**What is asked**
Pick out every line with the word "collapse" and copy it.

**Extracted information**
:::::
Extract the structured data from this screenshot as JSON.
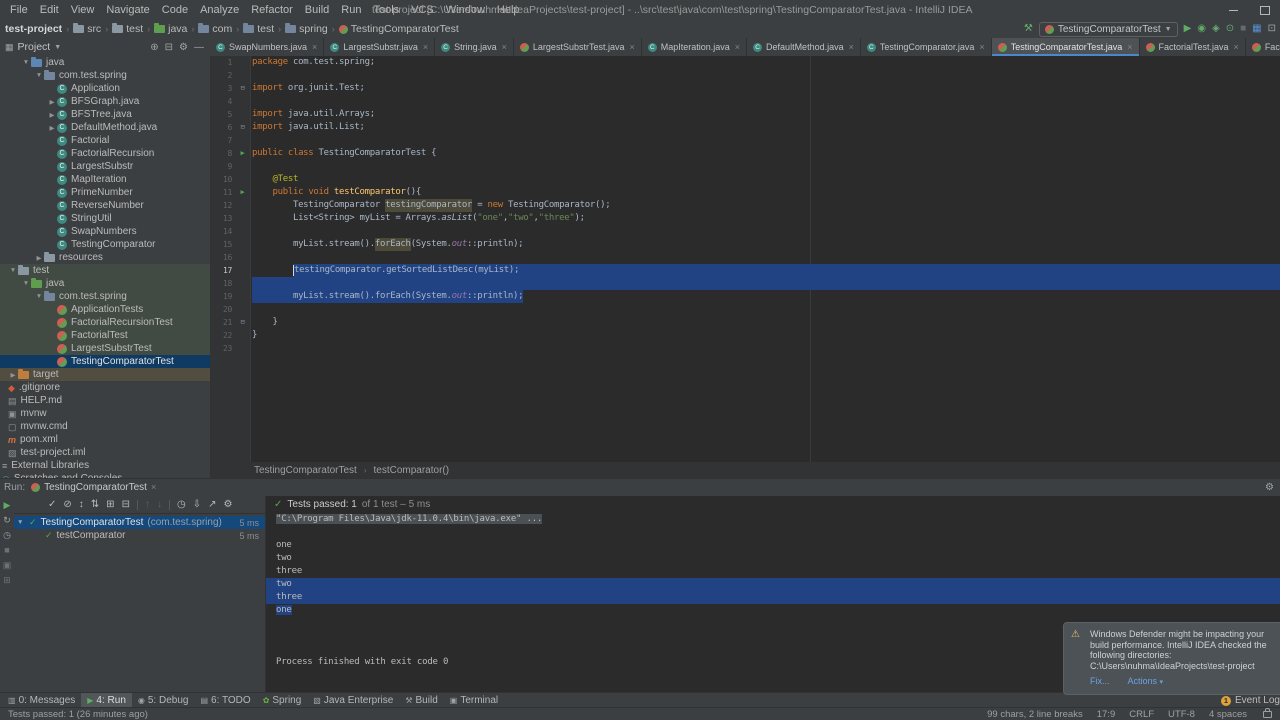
{
  "colors": {
    "accent": "#4A88C7",
    "selection": "#214283",
    "pass_green": "#5fad65",
    "badge_orange": "#e0a23a"
  },
  "titlebar": {
    "menus": [
      "File",
      "Edit",
      "View",
      "Navigate",
      "Code",
      "Analyze",
      "Refactor",
      "Build",
      "Run",
      "Tools",
      "VCS",
      "Window",
      "Help"
    ],
    "title": "test-project [C:\\Users\\nuhma\\IdeaProjects\\test-project] - ..\\src\\test\\java\\com\\test\\spring\\TestingComparatorTest.java - IntelliJ IDEA"
  },
  "navbar": {
    "breadcrumbs": [
      {
        "label": "test-project",
        "icon": null
      },
      {
        "label": "src",
        "icon": "folder"
      },
      {
        "label": "test",
        "icon": "folder"
      },
      {
        "label": "java",
        "icon": "folder-green"
      },
      {
        "label": "com",
        "icon": "pkg"
      },
      {
        "label": "test",
        "icon": "pkg"
      },
      {
        "label": "spring",
        "icon": "pkg"
      },
      {
        "label": "TestingComparatorTest",
        "icon": "testclass"
      }
    ],
    "run_config": "TestingComparatorTest",
    "actions": [
      {
        "t": "icon",
        "g": "⚒",
        "c": "#6aab73",
        "n": "build-hammer-icon"
      },
      {
        "t": "combo"
      },
      {
        "t": "icon",
        "g": "▶",
        "c": "#5fad65",
        "n": "run-button"
      },
      {
        "t": "icon",
        "g": "◉",
        "c": "#5fad65",
        "n": "debug-button"
      },
      {
        "t": "icon",
        "g": "◈",
        "c": "#6aab73",
        "n": "coverage-button"
      },
      {
        "t": "icon",
        "g": "⊙",
        "c": "#6aab73",
        "n": "profiler-button"
      },
      {
        "t": "icon",
        "g": "■",
        "c": "#666b6e",
        "n": "stop-button"
      },
      {
        "t": "icon",
        "g": "▦",
        "c": "#5a8fd6",
        "n": "project-structure-button"
      },
      {
        "t": "icon",
        "g": "⊡",
        "c": "#9fa3a6",
        "n": "preview-button"
      }
    ]
  },
  "project": {
    "header": "Project",
    "header_icons": [
      {
        "g": "⊕",
        "n": "locate-icon"
      },
      {
        "g": "⊟",
        "n": "collapse-all-icon"
      },
      {
        "g": "⚙",
        "n": "settings-icon"
      },
      {
        "g": "―",
        "n": "hide-panel-icon"
      }
    ],
    "items": [
      {
        "l": "java",
        "d": 2,
        "ch": "open",
        "ic": "folder-src",
        "tint": ""
      },
      {
        "l": "com.test.spring",
        "d": 3,
        "ch": "open",
        "ic": "pkg",
        "tint": ""
      },
      {
        "l": "Application",
        "d": 4,
        "ch": "blank",
        "ic": "class",
        "tint": ""
      },
      {
        "l": "BFSGraph.java",
        "d": 4,
        "ch": "closed",
        "ic": "class",
        "tint": ""
      },
      {
        "l": "BFSTree.java",
        "d": 4,
        "ch": "closed",
        "ic": "class",
        "tint": ""
      },
      {
        "l": "DefaultMethod.java",
        "d": 4,
        "ch": "closed",
        "ic": "class",
        "tint": ""
      },
      {
        "l": "Factorial",
        "d": 4,
        "ch": "blank",
        "ic": "class",
        "tint": ""
      },
      {
        "l": "FactorialRecursion",
        "d": 4,
        "ch": "blank",
        "ic": "class",
        "tint": ""
      },
      {
        "l": "LargestSubstr",
        "d": 4,
        "ch": "blank",
        "ic": "class",
        "tint": ""
      },
      {
        "l": "MapIteration",
        "d": 4,
        "ch": "blank",
        "ic": "class",
        "tint": ""
      },
      {
        "l": "PrimeNumber",
        "d": 4,
        "ch": "blank",
        "ic": "class",
        "tint": ""
      },
      {
        "l": "ReverseNumber",
        "d": 4,
        "ch": "blank",
        "ic": "class",
        "tint": ""
      },
      {
        "l": "StringUtil",
        "d": 4,
        "ch": "blank",
        "ic": "class",
        "tint": ""
      },
      {
        "l": "SwapNumbers",
        "d": 4,
        "ch": "blank",
        "ic": "class",
        "tint": ""
      },
      {
        "l": "TestingComparator",
        "d": 4,
        "ch": "blank",
        "ic": "class",
        "tint": ""
      },
      {
        "l": "resources",
        "d": 3,
        "ch": "closed",
        "ic": "folder",
        "tint": ""
      },
      {
        "l": "test",
        "d": 1,
        "ch": "open",
        "ic": "folder",
        "tint": "green"
      },
      {
        "l": "java",
        "d": 2,
        "ch": "open",
        "ic": "folder-green",
        "tint": "green"
      },
      {
        "l": "com.test.spring",
        "d": 3,
        "ch": "open",
        "ic": "pkg",
        "tint": "green"
      },
      {
        "l": "ApplicationTests",
        "d": 4,
        "ch": "blank",
        "ic": "testclass",
        "tint": "green"
      },
      {
        "l": "FactorialRecursionTest",
        "d": 4,
        "ch": "blank",
        "ic": "testclass",
        "tint": "green"
      },
      {
        "l": "FactorialTest",
        "d": 4,
        "ch": "blank",
        "ic": "testclass",
        "tint": "green"
      },
      {
        "l": "LargestSubstrTest",
        "d": 4,
        "ch": "blank",
        "ic": "testclass",
        "tint": "green"
      },
      {
        "l": "TestingComparatorTest",
        "d": 4,
        "ch": "blank",
        "ic": "testclass",
        "tint": "green",
        "sel": true
      },
      {
        "l": "target",
        "d": 1,
        "ch": "closed",
        "ic": "folder-orange",
        "tint": "olive"
      },
      {
        "l": ".gitignore",
        "d": 1,
        "ch": "skip",
        "ic": "git",
        "tint": ""
      },
      {
        "l": "HELP.md",
        "d": 1,
        "ch": "skip",
        "ic": "md",
        "tint": ""
      },
      {
        "l": "mvnw",
        "d": 1,
        "ch": "skip",
        "ic": "sh",
        "tint": ""
      },
      {
        "l": "mvnw.cmd",
        "d": 1,
        "ch": "skip",
        "ic": "cmd",
        "tint": ""
      },
      {
        "l": "pom.xml",
        "d": 1,
        "ch": "skip",
        "ic": "mvn",
        "tint": ""
      },
      {
        "l": "test-project.iml",
        "d": 1,
        "ch": "skip",
        "ic": "iml",
        "tint": ""
      },
      {
        "l": "External Libraries",
        "d": 0,
        "ch": "skip",
        "ic": "lib",
        "tint": ""
      },
      {
        "l": "Scratches and Consoles",
        "d": 0,
        "ch": "skip",
        "ic": "scratch",
        "tint": ""
      }
    ]
  },
  "tabs": [
    {
      "label": "SwapNumbers.java",
      "icon": "class"
    },
    {
      "label": "LargestSubstr.java",
      "icon": "class"
    },
    {
      "label": "String.java",
      "icon": "class"
    },
    {
      "label": "LargestSubstrTest.java",
      "icon": "testclass"
    },
    {
      "label": "MapIteration.java",
      "icon": "class"
    },
    {
      "label": "DefaultMethod.java",
      "icon": "class"
    },
    {
      "label": "TestingComparator.java",
      "icon": "class"
    },
    {
      "label": "TestingComparatorTest.java",
      "icon": "testclass",
      "active": true
    },
    {
      "label": "FactorialTest.java",
      "icon": "testclass"
    },
    {
      "label": "FactorialRecursionTest.java",
      "icon": "testclass"
    }
  ],
  "editor": {
    "breadcrumb": [
      "TestingComparatorTest",
      "testComparator()"
    ],
    "lines": [
      {
        "n": 1,
        "t": [
          [
            "k",
            "package "
          ],
          [
            "p",
            "com.test.spring;"
          ]
        ]
      },
      {
        "n": 2,
        "t": []
      },
      {
        "n": 3,
        "g": "fold",
        "t": [
          [
            "k",
            "import "
          ],
          [
            "p",
            "org.junit.Test;"
          ]
        ]
      },
      {
        "n": 4,
        "t": []
      },
      {
        "n": 5,
        "t": [
          [
            "k",
            "import "
          ],
          [
            "p",
            "java.util.Arrays;"
          ]
        ]
      },
      {
        "n": 6,
        "g": "fold",
        "t": [
          [
            "k",
            "import "
          ],
          [
            "p",
            "java.util.List;"
          ]
        ]
      },
      {
        "n": 7,
        "t": []
      },
      {
        "n": 8,
        "g": "run",
        "t": [
          [
            "k",
            "public class "
          ],
          [
            "p",
            "TestingComparatorTest {"
          ]
        ]
      },
      {
        "n": 9,
        "t": []
      },
      {
        "n": 10,
        "t": [
          [
            "p",
            "    "
          ],
          [
            "a",
            "@Test"
          ]
        ]
      },
      {
        "n": 11,
        "g": "run",
        "t": [
          [
            "p",
            "    "
          ],
          [
            "k",
            "public void "
          ],
          [
            "m",
            "testComparator"
          ],
          [
            "p",
            "(){"
          ]
        ]
      },
      {
        "n": 12,
        "t": [
          [
            "p",
            "        TestingComparator "
          ],
          [
            "o",
            "testingComparator"
          ],
          [
            "p",
            " = "
          ],
          [
            "k",
            "new "
          ],
          [
            "p",
            "TestingComparator();"
          ]
        ]
      },
      {
        "n": 13,
        "t": [
          [
            "p",
            "        List<String> myList = Arrays."
          ],
          [
            "i",
            "asList"
          ],
          [
            "p",
            "("
          ],
          [
            "s",
            "\"one\""
          ],
          [
            "p",
            ","
          ],
          [
            "s",
            "\"two\""
          ],
          [
            "p",
            ","
          ],
          [
            "s",
            "\"three\""
          ],
          [
            "p",
            ");"
          ]
        ]
      },
      {
        "n": 14,
        "t": []
      },
      {
        "n": 15,
        "t": [
          [
            "p",
            "        myList.stream()."
          ],
          [
            "o",
            "forEach"
          ],
          [
            "p",
            "(System."
          ],
          [
            "f",
            "out"
          ],
          [
            "p",
            "::println);"
          ]
        ]
      },
      {
        "n": 16,
        "t": []
      },
      {
        "n": 17,
        "bright": true,
        "sel": "text",
        "fill": true,
        "caret": true,
        "t": [
          [
            "p",
            "        ",
            1
          ],
          [
            "p",
            "testingComparator.getSortedListDesc(myList);"
          ]
        ]
      },
      {
        "n": 18,
        "sel": "line",
        "fill": true,
        "t": []
      },
      {
        "n": 19,
        "sel": "line",
        "fill": false,
        "t": [
          [
            "p",
            "        myList.stream().forEach(System."
          ],
          [
            "f",
            "out"
          ],
          [
            "p",
            "::println);"
          ]
        ]
      },
      {
        "n": 20,
        "t": []
      },
      {
        "n": 21,
        "g": "fold",
        "t": [
          [
            "p",
            "    }"
          ]
        ]
      },
      {
        "n": 22,
        "t": [
          [
            "p",
            "}"
          ]
        ]
      },
      {
        "n": 23,
        "t": []
      }
    ]
  },
  "run_panel": {
    "label": "Run:",
    "tab": "TestingComparatorTest",
    "vtoolbar": [
      {
        "g": "▶",
        "c": "#5fad65",
        "n": "rerun-button"
      },
      {
        "g": "↻",
        "c": "#9fa3a6",
        "n": "rerun-failed-tests-button"
      },
      {
        "g": "◷",
        "c": "#9fa3a6",
        "n": "toggle-auto-test-button"
      },
      {
        "g": "■",
        "c": "#6e7275",
        "n": "stop-process-button"
      },
      {
        "g": "▣",
        "c": "#6e7275",
        "n": "dump-threads-button"
      },
      {
        "g": "⊞",
        "c": "#6e7275",
        "n": "pin-tab-button"
      }
    ],
    "toolbar": [
      {
        "g": "✓",
        "n": "show-passed-button"
      },
      {
        "g": "⊘",
        "n": "show-ignored-button"
      },
      {
        "g": "↕",
        "n": "sort-alphabetically-button"
      },
      {
        "g": "⇅",
        "n": "sort-by-duration-button"
      },
      {
        "g": "⊞",
        "n": "expand-all-button"
      },
      {
        "g": "⊟",
        "n": "collapse-all-button"
      },
      {
        "sep": true
      },
      {
        "g": "↑",
        "dis": true,
        "n": "previous-failed-test-button"
      },
      {
        "g": "↓",
        "dis": true,
        "n": "next-failed-test-button"
      },
      {
        "sep": true
      },
      {
        "g": "◷",
        "n": "test-history-button"
      },
      {
        "g": "⇩",
        "n": "import-test-results-button"
      },
      {
        "g": "↗",
        "n": "export-test-results-button"
      },
      {
        "g": "⚙",
        "n": "test-settings-button"
      }
    ],
    "status": {
      "strong": "Tests passed: 1",
      "dim": " of 1 test – 5 ms"
    },
    "tree": [
      {
        "chev": "▼",
        "label": "TestingComparatorTest",
        "suffix": " (com.test.spring)",
        "time": "5 ms",
        "sel": true,
        "indent": 0
      },
      {
        "chev": "",
        "label": "testComparator",
        "suffix": "",
        "time": "5 ms",
        "sel": false,
        "indent": 1
      }
    ],
    "console": [
      {
        "style": "cmd",
        "text": "\"C:\\Program Files\\Java\\jdk-11.0.4\\bin\\java.exe\" ..."
      },
      {
        "style": "blank",
        "text": ""
      },
      {
        "style": "plain",
        "text": "one"
      },
      {
        "style": "plain",
        "text": "two"
      },
      {
        "style": "plain",
        "text": "three"
      },
      {
        "style": "selfull",
        "text": "two"
      },
      {
        "style": "selfull",
        "text": "three"
      },
      {
        "style": "selword",
        "text": "one"
      },
      {
        "style": "blank",
        "text": ""
      },
      {
        "style": "blank",
        "text": ""
      },
      {
        "style": "blank",
        "text": ""
      },
      {
        "style": "plain",
        "text": "Process finished with exit code 0"
      }
    ]
  },
  "notification": {
    "text": "Windows Defender might be impacting your build performance. IntelliJ IDEA checked the following directories:",
    "path": "C:\\Users\\nuhma\\IdeaProjects\\test-project",
    "fix_label": "Fix...",
    "actions_label": "Actions"
  },
  "toolwindow_bar": {
    "items": [
      {
        "num": "0:",
        "label": "Messages",
        "g": "▥",
        "gc": "#9fa3a6"
      },
      {
        "num": "4:",
        "label": "Run",
        "g": "▶",
        "gc": "#5fad65",
        "active": true
      },
      {
        "num": "5:",
        "label": "Debug",
        "g": "◉",
        "gc": "#9fa3a6"
      },
      {
        "num": "6:",
        "label": "TODO",
        "g": "▤",
        "gc": "#9fa3a6"
      },
      {
        "num": "",
        "label": "Spring",
        "g": "✿",
        "gc": "#6db33f"
      },
      {
        "num": "",
        "label": "Java Enterprise",
        "g": "▧",
        "gc": "#9fa3a6"
      },
      {
        "num": "",
        "label": "Build",
        "g": "⚒",
        "gc": "#9fa3a6"
      },
      {
        "num": "",
        "label": "Terminal",
        "g": "▣",
        "gc": "#9fa3a6"
      }
    ],
    "event_log": {
      "badge": "1",
      "label": "Event Log"
    }
  },
  "statusbar": {
    "left": "Tests passed: 1 (26 minutes ago)",
    "right": [
      "99 chars, 2 line breaks",
      "17:9",
      "CRLF",
      "UTF-8",
      "4 spaces"
    ]
  }
}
:::::
**Response**
        "n": "collapse-all-icon"
        "n": "collapse-all-button"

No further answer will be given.